Data entries:

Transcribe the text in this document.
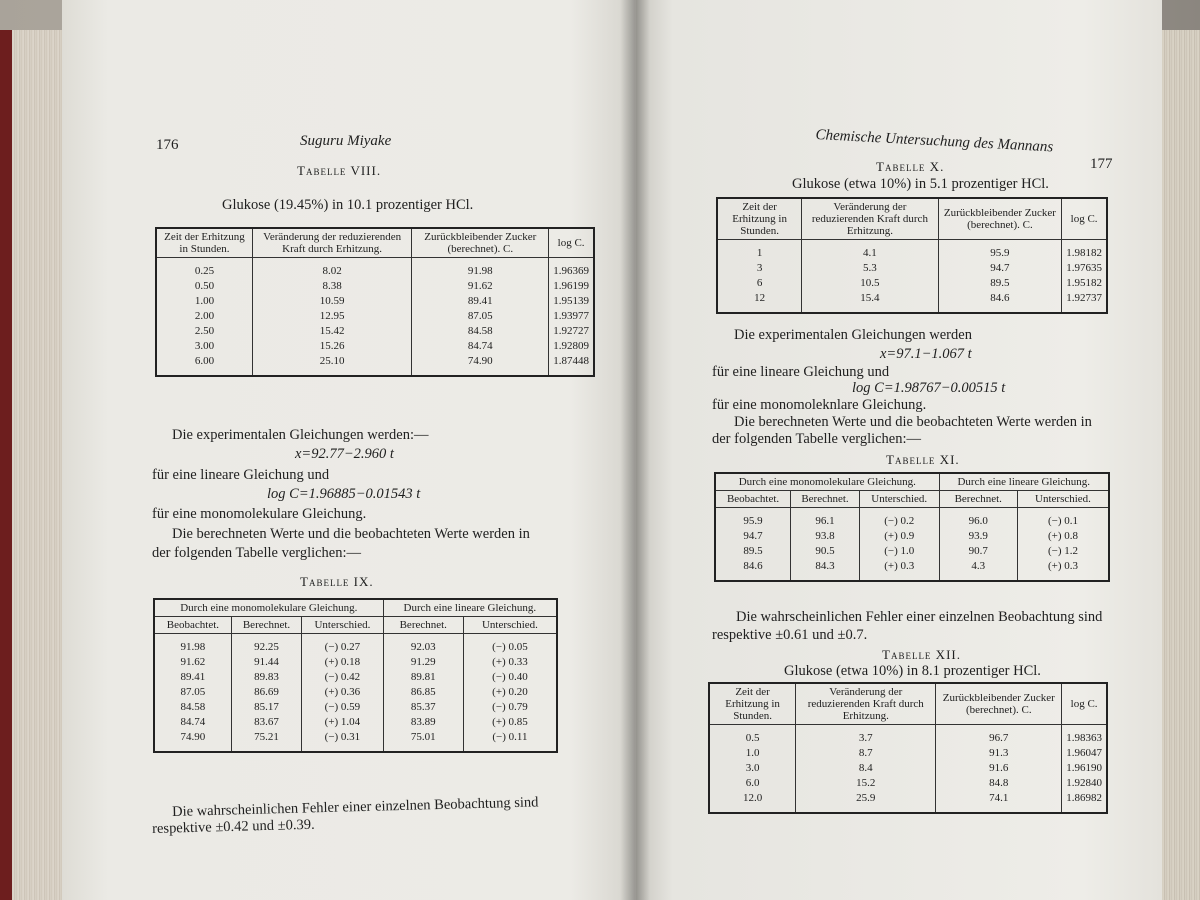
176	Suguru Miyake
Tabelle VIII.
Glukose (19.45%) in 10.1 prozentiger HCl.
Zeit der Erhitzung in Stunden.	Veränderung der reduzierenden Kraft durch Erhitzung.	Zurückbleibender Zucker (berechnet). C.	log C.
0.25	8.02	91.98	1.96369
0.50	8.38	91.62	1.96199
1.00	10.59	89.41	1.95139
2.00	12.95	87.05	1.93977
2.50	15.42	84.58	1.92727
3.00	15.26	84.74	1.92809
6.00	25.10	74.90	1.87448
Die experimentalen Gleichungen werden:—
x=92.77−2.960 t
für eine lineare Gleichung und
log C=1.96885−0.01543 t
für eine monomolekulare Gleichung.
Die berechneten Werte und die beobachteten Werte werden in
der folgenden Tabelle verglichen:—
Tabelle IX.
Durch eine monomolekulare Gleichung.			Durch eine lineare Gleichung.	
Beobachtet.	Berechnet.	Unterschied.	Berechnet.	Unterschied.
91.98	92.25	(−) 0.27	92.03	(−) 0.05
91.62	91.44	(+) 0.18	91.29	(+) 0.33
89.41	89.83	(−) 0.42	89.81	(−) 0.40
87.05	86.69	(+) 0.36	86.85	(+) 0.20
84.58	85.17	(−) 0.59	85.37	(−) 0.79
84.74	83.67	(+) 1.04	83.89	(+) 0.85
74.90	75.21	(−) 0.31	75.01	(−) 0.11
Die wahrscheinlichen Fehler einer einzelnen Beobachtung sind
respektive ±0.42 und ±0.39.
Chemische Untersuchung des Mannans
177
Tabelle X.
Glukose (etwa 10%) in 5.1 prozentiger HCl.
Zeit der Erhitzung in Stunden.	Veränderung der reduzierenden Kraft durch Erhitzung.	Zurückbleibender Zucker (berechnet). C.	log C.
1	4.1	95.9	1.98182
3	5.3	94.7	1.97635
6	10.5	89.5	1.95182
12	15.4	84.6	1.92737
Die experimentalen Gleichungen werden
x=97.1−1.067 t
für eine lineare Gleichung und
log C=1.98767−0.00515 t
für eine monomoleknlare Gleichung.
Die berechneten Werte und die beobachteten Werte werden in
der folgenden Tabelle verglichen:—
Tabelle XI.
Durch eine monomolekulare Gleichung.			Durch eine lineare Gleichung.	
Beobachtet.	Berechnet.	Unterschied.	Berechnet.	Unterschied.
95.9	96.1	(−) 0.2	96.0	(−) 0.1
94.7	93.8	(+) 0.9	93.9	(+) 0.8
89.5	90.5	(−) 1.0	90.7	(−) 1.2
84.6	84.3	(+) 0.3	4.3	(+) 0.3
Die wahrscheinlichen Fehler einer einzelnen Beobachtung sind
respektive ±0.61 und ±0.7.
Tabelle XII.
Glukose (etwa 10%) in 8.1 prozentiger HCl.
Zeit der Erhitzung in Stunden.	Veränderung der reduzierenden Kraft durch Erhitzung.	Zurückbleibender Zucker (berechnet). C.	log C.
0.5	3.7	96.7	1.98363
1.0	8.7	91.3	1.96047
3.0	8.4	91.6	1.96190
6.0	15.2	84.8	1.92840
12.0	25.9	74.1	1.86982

==

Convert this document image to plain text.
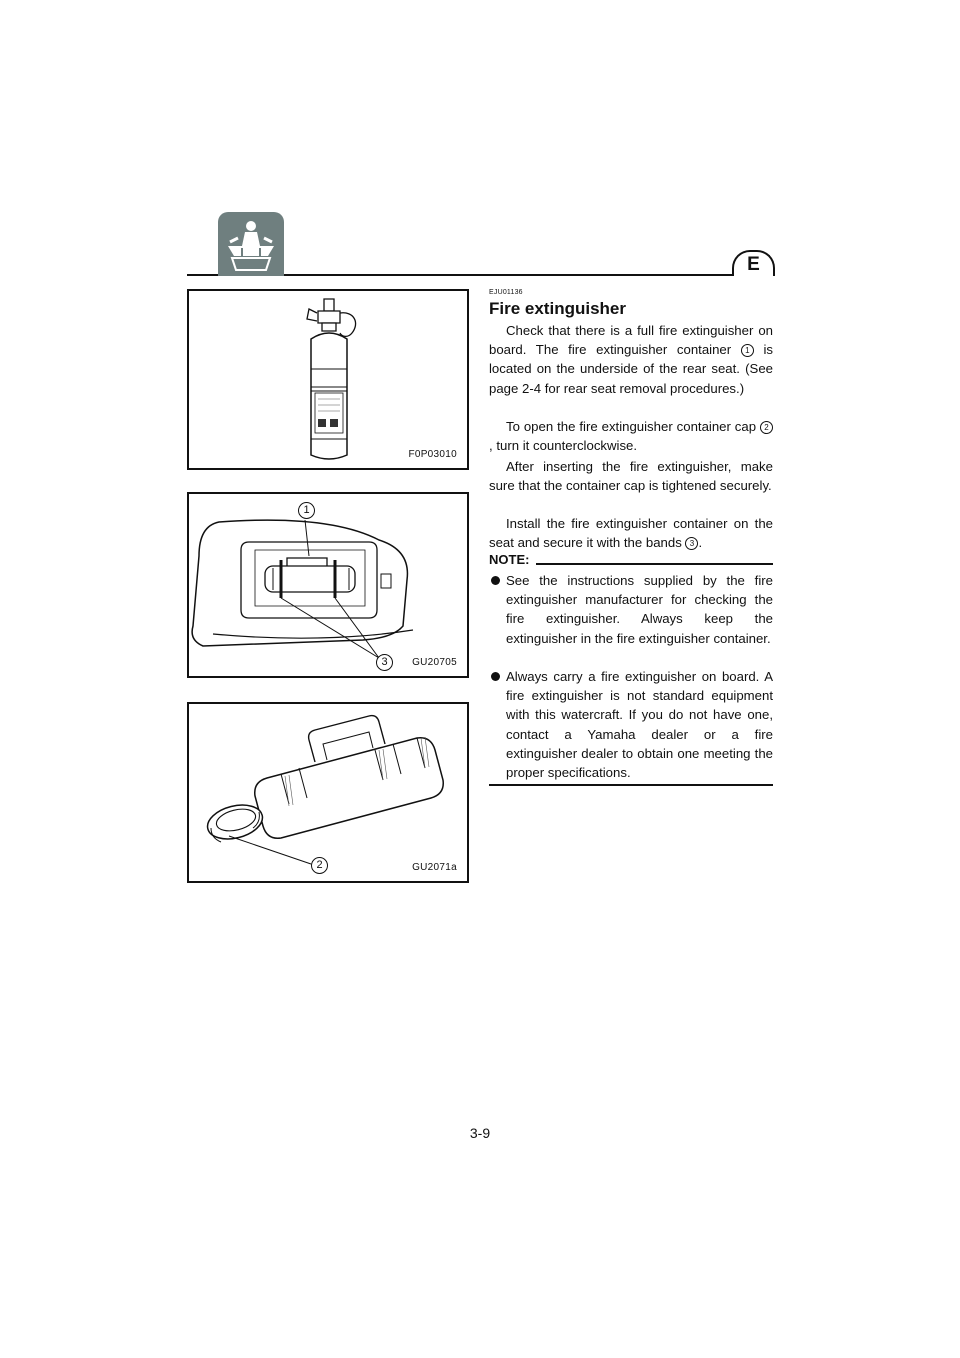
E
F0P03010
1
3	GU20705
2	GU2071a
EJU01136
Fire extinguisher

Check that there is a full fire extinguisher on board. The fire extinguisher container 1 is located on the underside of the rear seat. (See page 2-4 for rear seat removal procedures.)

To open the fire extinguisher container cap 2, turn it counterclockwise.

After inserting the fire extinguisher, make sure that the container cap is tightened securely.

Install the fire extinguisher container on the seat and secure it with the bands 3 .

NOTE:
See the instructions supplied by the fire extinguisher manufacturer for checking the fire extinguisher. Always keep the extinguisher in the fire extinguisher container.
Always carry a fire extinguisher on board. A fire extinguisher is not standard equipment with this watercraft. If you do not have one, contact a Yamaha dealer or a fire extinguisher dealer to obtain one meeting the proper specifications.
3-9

* _INSTRUCTIONS TO FOLLOW_
Identify every line where the string "Gleichungen" appears.

* _EXERCISE RESULT_
Die experimentalen Gleichungen werden:—
Die experimentalen Gleichungen werden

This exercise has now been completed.